_Set problem_. Across the entries below, how many lines contain the string "Wittsack"? Give only the count.

_Part of a data file_.
○ ○ ○ ○ ○ ○ ○
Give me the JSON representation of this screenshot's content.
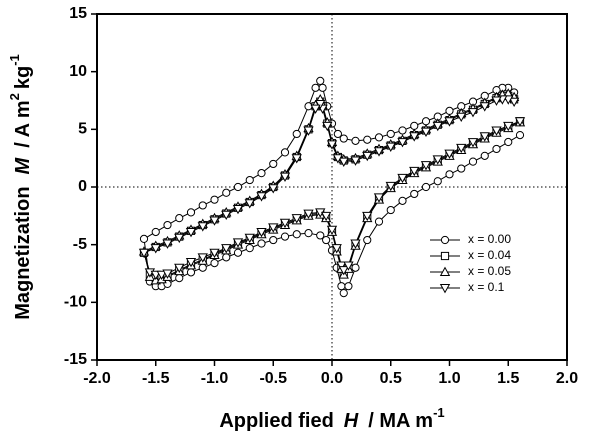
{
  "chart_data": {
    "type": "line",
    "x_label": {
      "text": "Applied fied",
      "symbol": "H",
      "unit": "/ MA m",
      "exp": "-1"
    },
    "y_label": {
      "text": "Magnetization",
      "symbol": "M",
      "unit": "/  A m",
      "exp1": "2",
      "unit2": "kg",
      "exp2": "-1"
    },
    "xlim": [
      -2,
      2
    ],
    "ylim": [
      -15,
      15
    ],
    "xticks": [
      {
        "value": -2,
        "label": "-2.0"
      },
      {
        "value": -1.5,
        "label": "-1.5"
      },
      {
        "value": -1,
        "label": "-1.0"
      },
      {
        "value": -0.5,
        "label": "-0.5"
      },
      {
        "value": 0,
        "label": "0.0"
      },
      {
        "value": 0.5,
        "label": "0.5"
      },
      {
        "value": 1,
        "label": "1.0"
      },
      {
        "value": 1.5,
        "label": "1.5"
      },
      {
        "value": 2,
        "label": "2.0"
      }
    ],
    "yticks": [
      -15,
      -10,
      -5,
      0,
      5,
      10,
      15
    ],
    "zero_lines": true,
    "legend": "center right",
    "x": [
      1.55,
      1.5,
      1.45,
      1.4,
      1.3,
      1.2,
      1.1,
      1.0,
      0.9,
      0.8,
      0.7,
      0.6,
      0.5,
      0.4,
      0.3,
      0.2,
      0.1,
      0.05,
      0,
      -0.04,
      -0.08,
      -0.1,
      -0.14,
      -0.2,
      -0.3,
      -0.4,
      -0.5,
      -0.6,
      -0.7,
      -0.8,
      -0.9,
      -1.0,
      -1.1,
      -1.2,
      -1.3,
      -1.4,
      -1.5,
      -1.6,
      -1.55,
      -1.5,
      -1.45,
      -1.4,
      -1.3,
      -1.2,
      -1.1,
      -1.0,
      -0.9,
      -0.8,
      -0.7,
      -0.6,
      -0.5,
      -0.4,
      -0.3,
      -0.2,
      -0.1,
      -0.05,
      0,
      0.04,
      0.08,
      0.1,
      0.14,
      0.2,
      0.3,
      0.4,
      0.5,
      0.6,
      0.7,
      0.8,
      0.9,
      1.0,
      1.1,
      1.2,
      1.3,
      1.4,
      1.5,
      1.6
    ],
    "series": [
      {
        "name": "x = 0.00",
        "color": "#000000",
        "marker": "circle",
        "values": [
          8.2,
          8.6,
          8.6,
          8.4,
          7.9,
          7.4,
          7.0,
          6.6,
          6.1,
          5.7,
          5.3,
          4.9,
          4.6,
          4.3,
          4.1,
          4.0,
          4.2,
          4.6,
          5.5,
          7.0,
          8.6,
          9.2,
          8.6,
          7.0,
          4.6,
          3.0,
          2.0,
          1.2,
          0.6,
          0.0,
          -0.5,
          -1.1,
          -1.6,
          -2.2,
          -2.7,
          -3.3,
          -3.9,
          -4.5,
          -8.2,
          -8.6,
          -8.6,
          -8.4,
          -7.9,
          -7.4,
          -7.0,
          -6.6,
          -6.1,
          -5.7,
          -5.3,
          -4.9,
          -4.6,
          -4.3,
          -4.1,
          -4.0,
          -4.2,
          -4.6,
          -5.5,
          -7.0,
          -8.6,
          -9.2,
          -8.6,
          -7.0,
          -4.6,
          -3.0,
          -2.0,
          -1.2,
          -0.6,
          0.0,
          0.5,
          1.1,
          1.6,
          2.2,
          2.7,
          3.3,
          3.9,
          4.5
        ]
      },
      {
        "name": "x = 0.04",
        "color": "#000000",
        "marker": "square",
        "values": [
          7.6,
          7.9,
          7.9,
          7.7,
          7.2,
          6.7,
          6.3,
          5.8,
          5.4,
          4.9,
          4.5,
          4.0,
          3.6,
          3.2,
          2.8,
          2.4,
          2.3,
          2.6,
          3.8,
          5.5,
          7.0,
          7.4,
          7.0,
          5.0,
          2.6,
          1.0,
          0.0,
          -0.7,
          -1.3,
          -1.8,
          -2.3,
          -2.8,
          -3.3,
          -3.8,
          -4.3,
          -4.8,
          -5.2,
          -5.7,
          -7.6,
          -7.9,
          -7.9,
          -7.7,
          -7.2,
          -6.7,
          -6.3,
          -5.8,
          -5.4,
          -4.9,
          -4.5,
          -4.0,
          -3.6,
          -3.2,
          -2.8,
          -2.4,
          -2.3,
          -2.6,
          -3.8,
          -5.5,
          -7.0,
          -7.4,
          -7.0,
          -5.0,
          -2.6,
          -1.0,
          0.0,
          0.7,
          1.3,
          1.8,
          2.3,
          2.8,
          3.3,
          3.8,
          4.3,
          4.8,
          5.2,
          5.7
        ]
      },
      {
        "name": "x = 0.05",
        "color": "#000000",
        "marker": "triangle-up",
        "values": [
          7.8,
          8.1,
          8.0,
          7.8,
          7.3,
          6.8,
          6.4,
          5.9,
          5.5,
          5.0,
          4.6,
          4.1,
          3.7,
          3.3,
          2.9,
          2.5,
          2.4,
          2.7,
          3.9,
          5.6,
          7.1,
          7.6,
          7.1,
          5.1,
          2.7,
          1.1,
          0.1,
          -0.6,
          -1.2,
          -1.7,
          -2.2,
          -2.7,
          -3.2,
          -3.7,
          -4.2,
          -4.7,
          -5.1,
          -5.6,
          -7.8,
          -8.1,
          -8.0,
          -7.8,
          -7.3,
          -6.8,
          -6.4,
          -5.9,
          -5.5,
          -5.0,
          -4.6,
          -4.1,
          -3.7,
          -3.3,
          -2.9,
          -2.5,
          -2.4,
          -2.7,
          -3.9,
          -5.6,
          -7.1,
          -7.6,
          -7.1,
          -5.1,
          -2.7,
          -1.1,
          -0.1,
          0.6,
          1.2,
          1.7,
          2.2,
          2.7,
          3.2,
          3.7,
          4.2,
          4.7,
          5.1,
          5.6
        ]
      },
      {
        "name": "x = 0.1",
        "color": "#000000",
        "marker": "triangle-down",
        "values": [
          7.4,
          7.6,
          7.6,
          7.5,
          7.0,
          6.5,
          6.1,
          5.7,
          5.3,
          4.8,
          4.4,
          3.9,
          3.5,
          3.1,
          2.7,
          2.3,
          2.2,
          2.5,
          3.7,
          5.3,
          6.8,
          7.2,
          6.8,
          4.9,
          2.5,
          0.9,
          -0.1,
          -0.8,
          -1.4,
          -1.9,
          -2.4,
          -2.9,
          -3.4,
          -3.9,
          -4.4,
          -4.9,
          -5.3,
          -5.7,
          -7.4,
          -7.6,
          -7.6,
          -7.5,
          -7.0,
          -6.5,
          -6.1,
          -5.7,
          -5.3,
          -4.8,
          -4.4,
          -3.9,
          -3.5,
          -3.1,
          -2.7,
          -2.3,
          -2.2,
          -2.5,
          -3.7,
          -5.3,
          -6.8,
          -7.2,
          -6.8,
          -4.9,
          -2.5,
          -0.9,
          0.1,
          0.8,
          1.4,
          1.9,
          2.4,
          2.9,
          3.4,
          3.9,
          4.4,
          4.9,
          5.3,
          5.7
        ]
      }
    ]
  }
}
○ ○ ○ ○ ○ ○ ○
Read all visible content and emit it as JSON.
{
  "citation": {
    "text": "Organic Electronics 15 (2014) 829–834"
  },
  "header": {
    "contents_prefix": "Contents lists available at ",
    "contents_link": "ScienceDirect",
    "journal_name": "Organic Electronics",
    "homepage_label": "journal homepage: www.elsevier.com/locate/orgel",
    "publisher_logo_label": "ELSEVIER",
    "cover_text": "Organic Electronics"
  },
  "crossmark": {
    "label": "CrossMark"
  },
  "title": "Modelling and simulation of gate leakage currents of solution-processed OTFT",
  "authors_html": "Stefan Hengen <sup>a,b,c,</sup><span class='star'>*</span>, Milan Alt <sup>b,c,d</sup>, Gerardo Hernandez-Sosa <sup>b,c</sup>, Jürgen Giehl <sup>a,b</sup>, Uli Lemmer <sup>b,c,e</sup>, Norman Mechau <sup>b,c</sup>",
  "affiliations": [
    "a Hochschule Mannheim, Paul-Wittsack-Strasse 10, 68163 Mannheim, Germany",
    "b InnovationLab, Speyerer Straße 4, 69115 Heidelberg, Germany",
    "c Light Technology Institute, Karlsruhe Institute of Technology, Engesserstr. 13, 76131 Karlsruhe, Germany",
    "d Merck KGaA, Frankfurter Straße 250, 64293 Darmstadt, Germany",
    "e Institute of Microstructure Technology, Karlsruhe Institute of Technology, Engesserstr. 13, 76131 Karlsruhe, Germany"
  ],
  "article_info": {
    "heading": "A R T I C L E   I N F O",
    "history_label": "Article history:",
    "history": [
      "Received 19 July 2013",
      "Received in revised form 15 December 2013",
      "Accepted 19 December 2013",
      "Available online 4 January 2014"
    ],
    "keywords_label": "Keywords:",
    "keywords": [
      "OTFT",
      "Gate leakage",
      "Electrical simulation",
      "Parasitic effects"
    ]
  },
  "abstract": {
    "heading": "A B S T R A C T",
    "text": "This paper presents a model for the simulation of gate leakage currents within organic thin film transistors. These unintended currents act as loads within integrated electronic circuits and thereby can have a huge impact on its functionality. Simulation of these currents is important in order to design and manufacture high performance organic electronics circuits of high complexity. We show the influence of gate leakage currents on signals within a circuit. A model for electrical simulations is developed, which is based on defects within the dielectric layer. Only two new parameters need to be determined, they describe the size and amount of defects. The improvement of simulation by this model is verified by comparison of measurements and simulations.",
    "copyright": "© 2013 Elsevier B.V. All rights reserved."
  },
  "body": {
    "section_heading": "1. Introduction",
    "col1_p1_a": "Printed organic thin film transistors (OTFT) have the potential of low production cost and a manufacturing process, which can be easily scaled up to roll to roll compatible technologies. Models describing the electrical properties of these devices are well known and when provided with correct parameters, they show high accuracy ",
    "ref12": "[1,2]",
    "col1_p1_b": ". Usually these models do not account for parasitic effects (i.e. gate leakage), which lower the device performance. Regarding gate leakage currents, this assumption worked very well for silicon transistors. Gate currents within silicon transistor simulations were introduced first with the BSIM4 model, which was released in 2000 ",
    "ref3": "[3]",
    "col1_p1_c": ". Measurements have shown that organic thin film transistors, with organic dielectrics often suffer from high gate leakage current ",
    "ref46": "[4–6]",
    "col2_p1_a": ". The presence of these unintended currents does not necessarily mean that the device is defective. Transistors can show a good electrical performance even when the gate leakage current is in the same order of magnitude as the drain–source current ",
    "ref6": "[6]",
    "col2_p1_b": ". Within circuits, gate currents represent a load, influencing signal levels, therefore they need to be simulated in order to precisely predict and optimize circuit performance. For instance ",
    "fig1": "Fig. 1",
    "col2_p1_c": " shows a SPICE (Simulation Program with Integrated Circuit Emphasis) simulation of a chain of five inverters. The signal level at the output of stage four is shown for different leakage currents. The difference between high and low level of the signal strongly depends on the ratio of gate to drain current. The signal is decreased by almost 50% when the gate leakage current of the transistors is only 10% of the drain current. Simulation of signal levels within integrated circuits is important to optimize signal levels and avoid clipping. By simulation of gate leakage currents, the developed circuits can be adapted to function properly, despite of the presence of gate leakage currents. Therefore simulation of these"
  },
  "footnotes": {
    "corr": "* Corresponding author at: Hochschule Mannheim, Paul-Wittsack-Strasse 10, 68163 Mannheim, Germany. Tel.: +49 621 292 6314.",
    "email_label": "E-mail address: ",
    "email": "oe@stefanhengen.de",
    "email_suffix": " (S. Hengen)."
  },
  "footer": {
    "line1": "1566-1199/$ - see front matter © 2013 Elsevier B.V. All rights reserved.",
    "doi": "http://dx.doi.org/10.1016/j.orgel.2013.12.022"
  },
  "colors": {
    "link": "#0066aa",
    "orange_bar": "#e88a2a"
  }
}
○ ○ ○ ○ ○ ○ ○
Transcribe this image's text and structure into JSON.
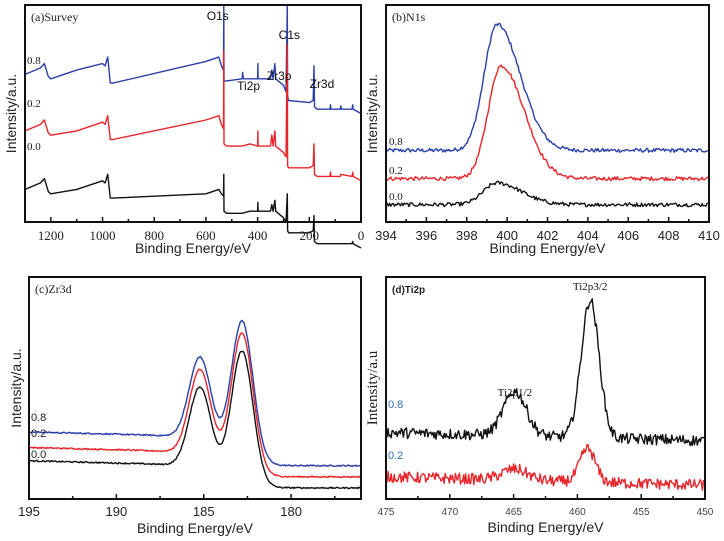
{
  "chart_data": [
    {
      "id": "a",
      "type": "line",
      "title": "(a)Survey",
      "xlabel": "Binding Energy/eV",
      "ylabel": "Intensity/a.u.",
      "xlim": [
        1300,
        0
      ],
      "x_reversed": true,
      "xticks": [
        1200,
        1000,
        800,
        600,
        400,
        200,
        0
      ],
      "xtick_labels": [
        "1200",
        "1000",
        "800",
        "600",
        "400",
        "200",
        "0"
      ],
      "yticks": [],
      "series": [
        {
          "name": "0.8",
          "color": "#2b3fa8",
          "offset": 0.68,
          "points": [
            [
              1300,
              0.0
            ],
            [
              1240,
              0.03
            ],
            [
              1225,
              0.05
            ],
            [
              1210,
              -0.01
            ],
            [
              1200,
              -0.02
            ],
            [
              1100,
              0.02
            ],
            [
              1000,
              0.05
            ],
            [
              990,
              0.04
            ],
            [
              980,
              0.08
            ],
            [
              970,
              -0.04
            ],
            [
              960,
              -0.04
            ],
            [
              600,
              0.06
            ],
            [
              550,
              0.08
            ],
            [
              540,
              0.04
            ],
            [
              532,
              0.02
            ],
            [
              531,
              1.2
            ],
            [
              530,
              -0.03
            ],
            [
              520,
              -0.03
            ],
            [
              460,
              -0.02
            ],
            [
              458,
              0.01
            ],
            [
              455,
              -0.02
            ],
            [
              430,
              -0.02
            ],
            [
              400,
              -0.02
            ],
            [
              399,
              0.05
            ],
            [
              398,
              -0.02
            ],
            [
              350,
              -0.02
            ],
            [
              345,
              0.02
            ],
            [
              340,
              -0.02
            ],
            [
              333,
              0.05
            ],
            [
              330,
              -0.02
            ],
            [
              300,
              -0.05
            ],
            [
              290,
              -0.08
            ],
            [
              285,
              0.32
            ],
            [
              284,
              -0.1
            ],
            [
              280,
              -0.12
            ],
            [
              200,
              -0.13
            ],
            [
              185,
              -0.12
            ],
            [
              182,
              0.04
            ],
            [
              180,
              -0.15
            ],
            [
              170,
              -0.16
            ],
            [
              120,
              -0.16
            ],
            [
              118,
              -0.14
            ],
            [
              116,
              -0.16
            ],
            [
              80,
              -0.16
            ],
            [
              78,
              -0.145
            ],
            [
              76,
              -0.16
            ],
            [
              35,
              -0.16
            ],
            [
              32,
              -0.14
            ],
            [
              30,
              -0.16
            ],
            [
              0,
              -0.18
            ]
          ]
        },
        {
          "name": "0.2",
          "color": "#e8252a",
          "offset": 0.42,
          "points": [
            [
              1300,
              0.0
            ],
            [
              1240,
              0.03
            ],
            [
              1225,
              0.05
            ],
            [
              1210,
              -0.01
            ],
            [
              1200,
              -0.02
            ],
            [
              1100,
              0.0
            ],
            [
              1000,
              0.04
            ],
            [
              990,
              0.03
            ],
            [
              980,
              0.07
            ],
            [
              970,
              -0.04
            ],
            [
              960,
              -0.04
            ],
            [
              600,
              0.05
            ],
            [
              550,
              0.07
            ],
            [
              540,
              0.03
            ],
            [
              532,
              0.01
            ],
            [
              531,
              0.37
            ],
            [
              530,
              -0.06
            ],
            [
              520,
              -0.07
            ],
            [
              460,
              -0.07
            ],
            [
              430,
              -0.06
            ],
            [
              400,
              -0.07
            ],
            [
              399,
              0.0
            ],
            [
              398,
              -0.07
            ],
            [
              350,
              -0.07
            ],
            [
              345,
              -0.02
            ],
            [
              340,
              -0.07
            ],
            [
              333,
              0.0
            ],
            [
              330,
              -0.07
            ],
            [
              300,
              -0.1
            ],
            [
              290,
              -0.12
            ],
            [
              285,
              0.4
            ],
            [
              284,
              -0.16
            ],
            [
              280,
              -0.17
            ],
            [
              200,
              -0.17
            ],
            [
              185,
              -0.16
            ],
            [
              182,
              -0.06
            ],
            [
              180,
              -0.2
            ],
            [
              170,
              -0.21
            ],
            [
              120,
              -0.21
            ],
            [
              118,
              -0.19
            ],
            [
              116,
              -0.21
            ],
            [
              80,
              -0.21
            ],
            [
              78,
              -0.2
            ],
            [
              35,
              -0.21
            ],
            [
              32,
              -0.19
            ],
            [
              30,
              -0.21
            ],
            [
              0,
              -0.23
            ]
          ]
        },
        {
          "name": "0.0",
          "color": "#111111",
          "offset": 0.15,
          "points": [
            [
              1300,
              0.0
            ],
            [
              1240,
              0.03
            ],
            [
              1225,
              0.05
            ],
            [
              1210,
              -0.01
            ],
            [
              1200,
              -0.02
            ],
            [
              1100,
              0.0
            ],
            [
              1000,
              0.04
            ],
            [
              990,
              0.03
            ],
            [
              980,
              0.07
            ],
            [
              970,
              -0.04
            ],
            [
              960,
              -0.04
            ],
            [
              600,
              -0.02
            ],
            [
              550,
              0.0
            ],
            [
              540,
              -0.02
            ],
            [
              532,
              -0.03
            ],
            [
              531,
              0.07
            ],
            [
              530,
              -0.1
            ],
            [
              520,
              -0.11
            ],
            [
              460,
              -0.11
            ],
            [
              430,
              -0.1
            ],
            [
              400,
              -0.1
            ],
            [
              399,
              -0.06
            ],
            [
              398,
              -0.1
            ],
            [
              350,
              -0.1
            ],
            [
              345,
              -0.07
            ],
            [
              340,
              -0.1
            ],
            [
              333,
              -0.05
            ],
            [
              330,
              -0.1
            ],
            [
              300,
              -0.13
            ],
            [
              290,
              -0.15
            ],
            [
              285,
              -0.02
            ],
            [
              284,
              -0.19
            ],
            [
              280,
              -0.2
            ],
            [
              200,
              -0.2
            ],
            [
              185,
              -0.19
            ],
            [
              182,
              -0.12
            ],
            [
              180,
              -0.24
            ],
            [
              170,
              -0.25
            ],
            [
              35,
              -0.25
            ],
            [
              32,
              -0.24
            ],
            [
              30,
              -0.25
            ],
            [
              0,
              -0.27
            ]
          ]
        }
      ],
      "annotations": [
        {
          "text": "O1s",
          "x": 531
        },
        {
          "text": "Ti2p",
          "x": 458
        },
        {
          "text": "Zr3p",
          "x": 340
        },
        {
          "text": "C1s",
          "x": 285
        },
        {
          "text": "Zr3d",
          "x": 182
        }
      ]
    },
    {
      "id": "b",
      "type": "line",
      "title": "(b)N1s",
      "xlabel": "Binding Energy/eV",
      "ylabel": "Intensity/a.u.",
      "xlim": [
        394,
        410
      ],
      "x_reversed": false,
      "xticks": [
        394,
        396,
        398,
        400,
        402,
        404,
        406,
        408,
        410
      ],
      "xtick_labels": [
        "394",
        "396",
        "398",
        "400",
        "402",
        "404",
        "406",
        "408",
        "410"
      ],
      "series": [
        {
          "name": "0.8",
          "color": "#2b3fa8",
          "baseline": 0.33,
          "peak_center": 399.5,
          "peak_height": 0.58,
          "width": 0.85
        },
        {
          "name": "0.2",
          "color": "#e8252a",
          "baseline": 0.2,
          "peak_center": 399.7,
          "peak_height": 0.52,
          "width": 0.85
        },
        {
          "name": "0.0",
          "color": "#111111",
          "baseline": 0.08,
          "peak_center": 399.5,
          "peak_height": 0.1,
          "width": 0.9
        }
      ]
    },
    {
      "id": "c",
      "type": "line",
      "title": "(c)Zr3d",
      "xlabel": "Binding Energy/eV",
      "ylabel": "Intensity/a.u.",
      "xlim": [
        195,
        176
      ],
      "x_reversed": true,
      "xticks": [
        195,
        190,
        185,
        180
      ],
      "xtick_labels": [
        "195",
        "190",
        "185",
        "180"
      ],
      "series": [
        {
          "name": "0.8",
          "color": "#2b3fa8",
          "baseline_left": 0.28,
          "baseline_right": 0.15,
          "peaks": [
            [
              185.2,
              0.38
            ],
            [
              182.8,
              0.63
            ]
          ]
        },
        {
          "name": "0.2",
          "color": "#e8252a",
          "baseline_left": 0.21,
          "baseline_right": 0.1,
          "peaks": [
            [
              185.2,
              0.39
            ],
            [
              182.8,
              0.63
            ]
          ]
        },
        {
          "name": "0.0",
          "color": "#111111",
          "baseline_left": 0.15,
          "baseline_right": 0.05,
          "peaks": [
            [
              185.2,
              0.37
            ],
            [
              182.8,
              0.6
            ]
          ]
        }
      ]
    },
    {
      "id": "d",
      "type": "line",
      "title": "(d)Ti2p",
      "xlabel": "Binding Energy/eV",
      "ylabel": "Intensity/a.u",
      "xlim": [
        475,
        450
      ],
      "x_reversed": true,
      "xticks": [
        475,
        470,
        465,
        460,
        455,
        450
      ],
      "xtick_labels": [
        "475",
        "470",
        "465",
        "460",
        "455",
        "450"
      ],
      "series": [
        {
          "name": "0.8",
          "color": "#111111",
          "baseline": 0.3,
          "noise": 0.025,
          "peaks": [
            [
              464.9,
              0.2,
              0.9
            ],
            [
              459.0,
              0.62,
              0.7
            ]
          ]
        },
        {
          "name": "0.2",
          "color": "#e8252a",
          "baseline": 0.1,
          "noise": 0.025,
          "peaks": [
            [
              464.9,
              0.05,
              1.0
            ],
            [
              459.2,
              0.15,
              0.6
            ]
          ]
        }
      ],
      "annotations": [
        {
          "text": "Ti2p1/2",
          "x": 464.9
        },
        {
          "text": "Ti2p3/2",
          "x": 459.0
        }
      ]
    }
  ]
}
○ ○ ○ ○ ○ ○ ○
_Correct output_. 2